** start **

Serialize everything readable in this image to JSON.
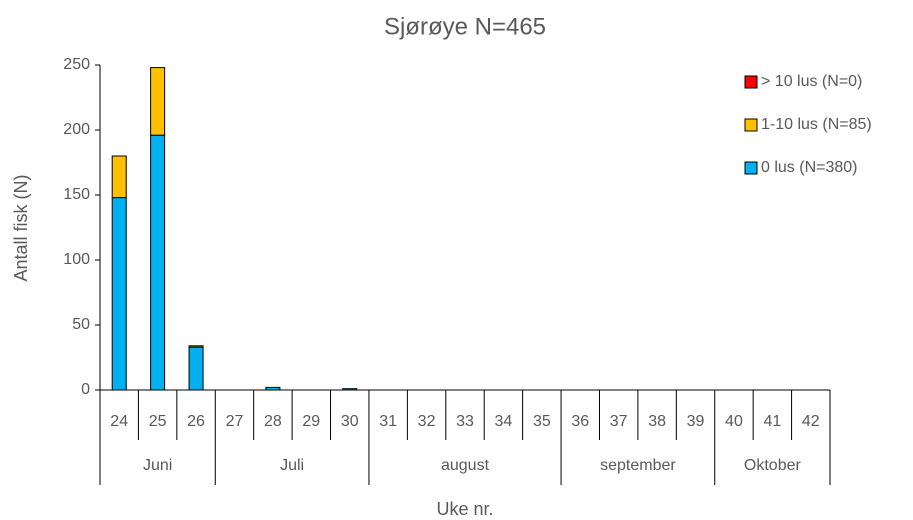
{
  "chart_data": {
    "type": "stacked_bar",
    "title": "Sjørøye N=465",
    "x_label": "Uke nr.",
    "y_label": "Antall fisk (N)",
    "categories": [
      "24",
      "25",
      "26",
      "27",
      "28",
      "29",
      "30",
      "31",
      "32",
      "33",
      "34",
      "35",
      "36",
      "37",
      "38",
      "39",
      "40",
      "41",
      "42"
    ],
    "groups": [
      {
        "label": "Juni",
        "span": 3
      },
      {
        "label": "Juli",
        "span": 4
      },
      {
        "label": "august",
        "span": 5
      },
      {
        "label": "september",
        "span": 4
      },
      {
        "label": "Oktober",
        "span": 3
      }
    ],
    "series": [
      {
        "name": "0 lus (N=380)",
        "color": "#00b0f0",
        "values": [
          148,
          196,
          33,
          0,
          2,
          0,
          1,
          0,
          0,
          0,
          0,
          0,
          0,
          0,
          0,
          0,
          0,
          0,
          0
        ]
      },
      {
        "name": "1-10 lus (N=85)",
        "color": "#ffc000",
        "values": [
          32,
          52,
          1,
          0,
          0,
          0,
          0,
          0,
          0,
          0,
          0,
          0,
          0,
          0,
          0,
          0,
          0,
          0,
          0
        ]
      },
      {
        "name": "> 10 lus (N=0)",
        "color": "#ff0000",
        "values": [
          0,
          0,
          0,
          0,
          0,
          0,
          0,
          0,
          0,
          0,
          0,
          0,
          0,
          0,
          0,
          0,
          0,
          0,
          0
        ]
      }
    ],
    "ylim": [
      0,
      250
    ],
    "yticks": [
      0,
      50,
      100,
      150,
      200,
      250
    ],
    "legend": "right"
  }
}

** end **

Your copy of the data should match it exactly, except that pictures are left out.

Solution below
Serialize everything readable in this image to JSON.
{
  "chart_data": {
    "type": "stacked_bar",
    "title": "Sjørøye N=465",
    "x_label": "Uke nr.",
    "y_label": "Antall fisk (N)",
    "categories": [
      "24",
      "25",
      "26",
      "27",
      "28",
      "29",
      "30",
      "31",
      "32",
      "33",
      "34",
      "35",
      "36",
      "37",
      "38",
      "39",
      "40",
      "41",
      "42"
    ],
    "groups": [
      {
        "label": "Juni",
        "span": 3
      },
      {
        "label": "Juli",
        "span": 4
      },
      {
        "label": "august",
        "span": 5
      },
      {
        "label": "september",
        "span": 4
      },
      {
        "label": "Oktober",
        "span": 3
      }
    ],
    "series": [
      {
        "name": "0 lus (N=380)",
        "color": "#00b0f0",
        "values": [
          148,
          196,
          33,
          0,
          2,
          0,
          1,
          0,
          0,
          0,
          0,
          0,
          0,
          0,
          0,
          0,
          0,
          0,
          0
        ]
      },
      {
        "name": "1-10 lus (N=85)",
        "color": "#ffc000",
        "values": [
          32,
          52,
          1,
          0,
          0,
          0,
          0,
          0,
          0,
          0,
          0,
          0,
          0,
          0,
          0,
          0,
          0,
          0,
          0
        ]
      },
      {
        "name": "> 10 lus (N=0)",
        "color": "#ff0000",
        "values": [
          0,
          0,
          0,
          0,
          0,
          0,
          0,
          0,
          0,
          0,
          0,
          0,
          0,
          0,
          0,
          0,
          0,
          0,
          0
        ]
      }
    ],
    "ylim": [
      0,
      250
    ],
    "yticks": [
      0,
      50,
      100,
      150,
      200,
      250
    ],
    "legend": "right"
  }
}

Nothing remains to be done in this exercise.